- _Listed entries_
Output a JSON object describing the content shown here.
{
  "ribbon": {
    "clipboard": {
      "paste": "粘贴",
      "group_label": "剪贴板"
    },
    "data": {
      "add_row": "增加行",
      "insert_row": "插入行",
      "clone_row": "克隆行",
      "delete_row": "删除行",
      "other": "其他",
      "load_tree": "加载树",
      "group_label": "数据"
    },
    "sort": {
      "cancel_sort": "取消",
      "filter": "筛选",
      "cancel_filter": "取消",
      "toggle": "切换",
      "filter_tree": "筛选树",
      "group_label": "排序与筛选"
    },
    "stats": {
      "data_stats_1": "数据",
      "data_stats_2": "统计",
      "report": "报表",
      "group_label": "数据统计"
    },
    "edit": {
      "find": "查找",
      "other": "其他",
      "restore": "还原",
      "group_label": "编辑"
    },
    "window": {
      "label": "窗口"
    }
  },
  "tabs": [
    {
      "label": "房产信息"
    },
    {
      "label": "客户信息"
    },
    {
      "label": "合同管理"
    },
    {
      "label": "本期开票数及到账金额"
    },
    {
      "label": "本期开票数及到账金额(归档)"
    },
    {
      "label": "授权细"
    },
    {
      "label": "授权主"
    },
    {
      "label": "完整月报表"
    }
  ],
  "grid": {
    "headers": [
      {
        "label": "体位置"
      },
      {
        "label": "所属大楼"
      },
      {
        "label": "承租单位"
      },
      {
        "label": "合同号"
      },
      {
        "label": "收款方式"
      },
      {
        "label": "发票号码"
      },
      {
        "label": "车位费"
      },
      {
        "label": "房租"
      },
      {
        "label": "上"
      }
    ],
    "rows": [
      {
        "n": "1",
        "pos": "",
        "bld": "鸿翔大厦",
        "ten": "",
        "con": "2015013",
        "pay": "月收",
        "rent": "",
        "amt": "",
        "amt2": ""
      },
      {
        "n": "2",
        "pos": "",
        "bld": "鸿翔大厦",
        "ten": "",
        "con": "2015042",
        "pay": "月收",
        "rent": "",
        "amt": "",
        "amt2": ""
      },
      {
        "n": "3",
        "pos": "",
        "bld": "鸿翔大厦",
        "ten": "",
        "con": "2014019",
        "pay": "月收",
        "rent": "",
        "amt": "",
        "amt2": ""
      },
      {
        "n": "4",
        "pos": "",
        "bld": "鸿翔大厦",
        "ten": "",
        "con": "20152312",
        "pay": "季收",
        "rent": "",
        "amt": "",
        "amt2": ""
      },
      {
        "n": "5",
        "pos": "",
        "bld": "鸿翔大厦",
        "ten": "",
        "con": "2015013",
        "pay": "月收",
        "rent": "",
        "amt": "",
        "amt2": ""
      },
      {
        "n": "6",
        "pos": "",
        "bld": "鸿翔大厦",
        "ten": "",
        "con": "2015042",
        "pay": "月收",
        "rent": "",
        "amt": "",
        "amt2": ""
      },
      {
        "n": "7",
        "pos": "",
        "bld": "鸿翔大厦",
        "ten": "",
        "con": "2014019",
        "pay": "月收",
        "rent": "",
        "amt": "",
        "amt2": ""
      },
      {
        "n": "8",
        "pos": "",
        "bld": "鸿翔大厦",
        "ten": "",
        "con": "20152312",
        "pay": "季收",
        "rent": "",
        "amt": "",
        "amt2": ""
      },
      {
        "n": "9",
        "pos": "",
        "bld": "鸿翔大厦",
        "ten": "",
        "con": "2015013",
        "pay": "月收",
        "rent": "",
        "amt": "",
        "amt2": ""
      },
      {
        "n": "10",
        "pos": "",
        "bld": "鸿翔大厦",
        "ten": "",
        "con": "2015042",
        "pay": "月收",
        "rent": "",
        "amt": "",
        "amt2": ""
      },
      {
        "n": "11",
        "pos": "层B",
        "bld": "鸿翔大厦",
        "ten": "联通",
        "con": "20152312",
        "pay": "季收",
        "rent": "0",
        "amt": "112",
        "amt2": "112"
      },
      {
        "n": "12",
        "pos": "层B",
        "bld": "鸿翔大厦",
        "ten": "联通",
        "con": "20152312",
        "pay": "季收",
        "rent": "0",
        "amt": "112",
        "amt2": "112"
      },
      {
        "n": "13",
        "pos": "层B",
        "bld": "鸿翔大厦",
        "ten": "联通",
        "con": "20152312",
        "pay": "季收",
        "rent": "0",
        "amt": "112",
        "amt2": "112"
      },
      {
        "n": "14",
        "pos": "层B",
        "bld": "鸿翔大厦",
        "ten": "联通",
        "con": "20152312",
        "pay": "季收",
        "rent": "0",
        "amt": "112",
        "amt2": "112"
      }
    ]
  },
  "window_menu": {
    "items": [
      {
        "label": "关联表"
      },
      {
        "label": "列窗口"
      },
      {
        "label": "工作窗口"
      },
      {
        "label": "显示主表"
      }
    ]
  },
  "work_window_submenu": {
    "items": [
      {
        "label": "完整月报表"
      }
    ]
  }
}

- _Instruction_
Print all of the entries again, exactly as written.

- _The completed task_
Output a JSON object describing the content shown here.
{
  "ribbon": {
    "clipboard": {
      "paste": "粘贴",
      "group_label": "剪贴板"
    },
    "data": {
      "add_row": "增加行",
      "insert_row": "插入行",
      "clone_row": "克隆行",
      "delete_row": "删除行",
      "other": "其他",
      "load_tree": "加载树",
      "group_label": "数据"
    },
    "sort": {
      "cancel_sort": "取消",
      "filter": "筛选",
      "cancel_filter": "取消",
      "toggle": "切换",
      "filter_tree": "筛选树",
      "group_label": "排序与筛选"
    },
    "stats": {
      "data_stats_1": "数据",
      "data_stats_2": "统计",
      "report": "报表",
      "group_label": "数据统计"
    },
    "edit": {
      "find": "查找",
      "other": "其他",
      "restore": "还原",
      "group_label": "编辑"
    },
    "window": {
      "label": "窗口"
    }
  },
  "tabs": [
    {
      "label": "房产信息"
    },
    {
      "label": "客户信息"
    },
    {
      "label": "合同管理"
    },
    {
      "label": "本期开票数及到账金额"
    },
    {
      "label": "本期开票数及到账金额(归档)"
    },
    {
      "label": "授权细"
    },
    {
      "label": "授权主"
    },
    {
      "label": "完整月报表"
    }
  ],
  "grid": {
    "headers": [
      {
        "label": "体位置"
      },
      {
        "label": "所属大楼"
      },
      {
        "label": "承租单位"
      },
      {
        "label": "合同号"
      },
      {
        "label": "收款方式"
      },
      {
        "label": "发票号码"
      },
      {
        "label": "车位费"
      },
      {
        "label": "房租"
      },
      {
        "label": "上"
      }
    ],
    "rows": [
      {
        "n": "1",
        "pos": "",
        "bld": "鸿翔大厦",
        "ten": "",
        "con": "2015013",
        "pay": "月收",
        "rent": "",
        "amt": "",
        "amt2": ""
      },
      {
        "n": "2",
        "pos": "",
        "bld": "鸿翔大厦",
        "ten": "",
        "con": "2015042",
        "pay": "月收",
        "rent": "",
        "amt": "",
        "amt2": ""
      },
      {
        "n": "3",
        "pos": "",
        "bld": "鸿翔大厦",
        "ten": "",
        "con": "2014019",
        "pay": "月收",
        "rent": "",
        "amt": "",
        "amt2": ""
      },
      {
        "n": "4",
        "pos": "",
        "bld": "鸿翔大厦",
        "ten": "",
        "con": "20152312",
        "pay": "季收",
        "rent": "",
        "amt": "",
        "amt2": ""
      },
      {
        "n": "5",
        "pos": "",
        "bld": "鸿翔大厦",
        "ten": "",
        "con": "2015013",
        "pay": "月收",
        "rent": "",
        "amt": "",
        "amt2": ""
      },
      {
        "n": "6",
        "pos": "",
        "bld": "鸿翔大厦",
        "ten": "",
        "con": "2015042",
        "pay": "月收",
        "rent": "",
        "amt": "",
        "amt2": ""
      },
      {
        "n": "7",
        "pos": "",
        "bld": "鸿翔大厦",
        "ten": "",
        "con": "2014019",
        "pay": "月收",
        "rent": "",
        "amt": "",
        "amt2": ""
      },
      {
        "n": "8",
        "pos": "",
        "bld": "鸿翔大厦",
        "ten": "",
        "con": "20152312",
        "pay": "季收",
        "rent": "",
        "amt": "",
        "amt2": ""
      },
      {
        "n": "9",
        "pos": "",
        "bld": "鸿翔大厦",
        "ten": "",
        "con": "2015013",
        "pay": "月收",
        "rent": "",
        "amt": "",
        "amt2": ""
      },
      {
        "n": "10",
        "pos": "",
        "bld": "鸿翔大厦",
        "ten": "",
        "con": "2015042",
        "pay": "月收",
        "rent": "",
        "amt": "",
        "amt2": ""
      },
      {
        "n": "11",
        "pos": "层B",
        "bld": "鸿翔大厦",
        "ten": "联通",
        "con": "20152312",
        "pay": "季收",
        "rent": "0",
        "amt": "112",
        "amt2": "112"
      },
      {
        "n": "12",
        "pos": "层B",
        "bld": "鸿翔大厦",
        "ten": "联通",
        "con": "20152312",
        "pay": "季收",
        "rent": "0",
        "amt": "112",
        "amt2": "112"
      },
      {
        "n": "13",
        "pos": "层B",
        "bld": "鸿翔大厦",
        "ten": "联通",
        "con": "20152312",
        "pay": "季收",
        "rent": "0",
        "amt": "112",
        "amt2": "112"
      },
      {
        "n": "14",
        "pos": "层B",
        "bld": "鸿翔大厦",
        "ten": "联通",
        "con": "20152312",
        "pay": "季收",
        "rent": "0",
        "amt": "112",
        "amt2": "112"
      }
    ]
  },
  "window_menu": {
    "items": [
      {
        "label": "关联表"
      },
      {
        "label": "列窗口"
      },
      {
        "label": "工作窗口"
      },
      {
        "label": "显示主表"
      }
    ]
  },
  "work_window_submenu": {
    "items": [
      {
        "label": "完整月报表"
      }
    ]
  }
}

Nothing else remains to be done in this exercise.